(Dataset entries for page text)
┄┄┄┄┄┄┄┄┄┄┄┄┄┄┄┄┄┄┄┄

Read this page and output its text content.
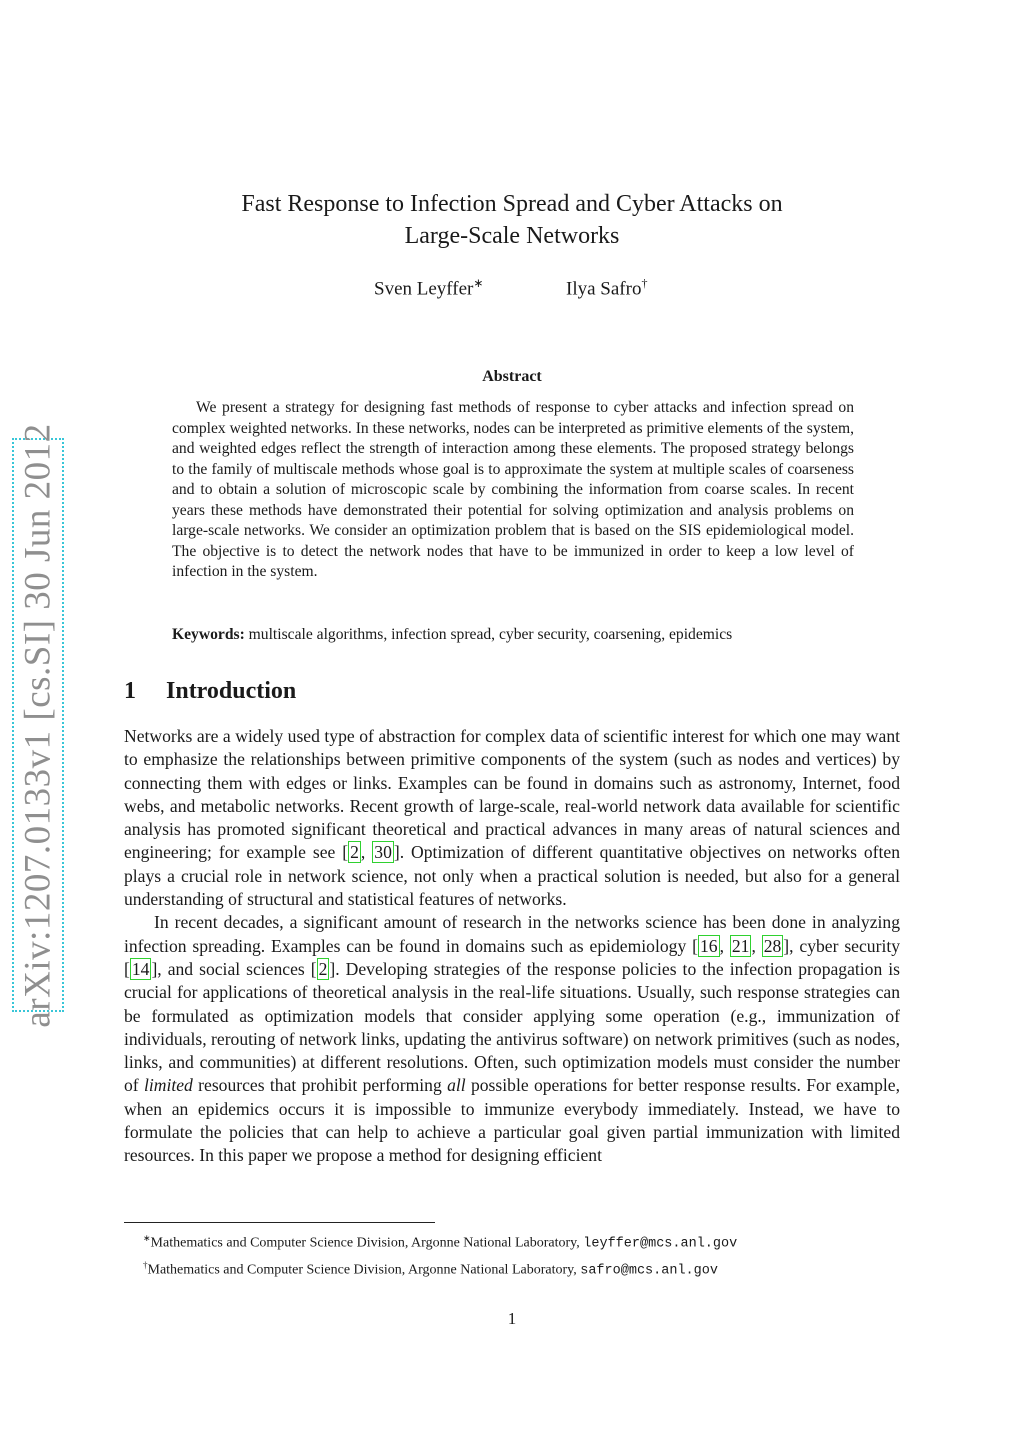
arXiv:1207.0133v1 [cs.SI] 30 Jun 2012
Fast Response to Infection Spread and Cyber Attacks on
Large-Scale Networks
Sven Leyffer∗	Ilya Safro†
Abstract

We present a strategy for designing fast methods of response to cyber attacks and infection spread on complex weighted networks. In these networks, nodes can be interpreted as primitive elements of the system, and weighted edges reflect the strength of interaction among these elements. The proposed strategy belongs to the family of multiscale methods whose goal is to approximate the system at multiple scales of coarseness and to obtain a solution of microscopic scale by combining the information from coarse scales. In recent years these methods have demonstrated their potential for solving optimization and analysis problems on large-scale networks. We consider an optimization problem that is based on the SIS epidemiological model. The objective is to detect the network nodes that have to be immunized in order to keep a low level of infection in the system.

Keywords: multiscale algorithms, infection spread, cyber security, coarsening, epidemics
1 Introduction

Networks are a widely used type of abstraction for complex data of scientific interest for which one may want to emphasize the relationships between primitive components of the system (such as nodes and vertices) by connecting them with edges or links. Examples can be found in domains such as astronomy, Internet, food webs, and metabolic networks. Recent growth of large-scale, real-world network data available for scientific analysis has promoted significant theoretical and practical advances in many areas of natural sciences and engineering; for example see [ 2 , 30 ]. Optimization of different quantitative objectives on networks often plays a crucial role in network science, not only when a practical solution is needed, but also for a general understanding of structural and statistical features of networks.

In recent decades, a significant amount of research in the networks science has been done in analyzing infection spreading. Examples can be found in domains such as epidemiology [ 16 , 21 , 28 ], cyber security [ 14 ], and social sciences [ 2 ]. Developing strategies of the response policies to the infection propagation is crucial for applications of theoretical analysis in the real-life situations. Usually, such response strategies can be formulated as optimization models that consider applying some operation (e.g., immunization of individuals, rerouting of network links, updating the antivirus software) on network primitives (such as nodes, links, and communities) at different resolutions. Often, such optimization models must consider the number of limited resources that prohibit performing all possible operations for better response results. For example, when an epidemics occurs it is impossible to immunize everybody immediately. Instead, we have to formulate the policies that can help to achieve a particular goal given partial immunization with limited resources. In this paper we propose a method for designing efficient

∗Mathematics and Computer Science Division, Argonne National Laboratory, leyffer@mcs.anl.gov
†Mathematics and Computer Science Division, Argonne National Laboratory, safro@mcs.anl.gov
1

┄┄┄┄┄┄┄┄┄┄┄┄┄┄┄┄┄┄┄┄

▶ [Problem to work on]: Which lines hold the word "Argonne"? Return all of them from the records above.

▶ [Your response]:
∗Mathematics and Computer Science Division, Argonne National Laboratory, leyffer@mcs.anl.gov
†Mathematics and Computer Science Division, Argonne National Laboratory, safro@mcs.anl.gov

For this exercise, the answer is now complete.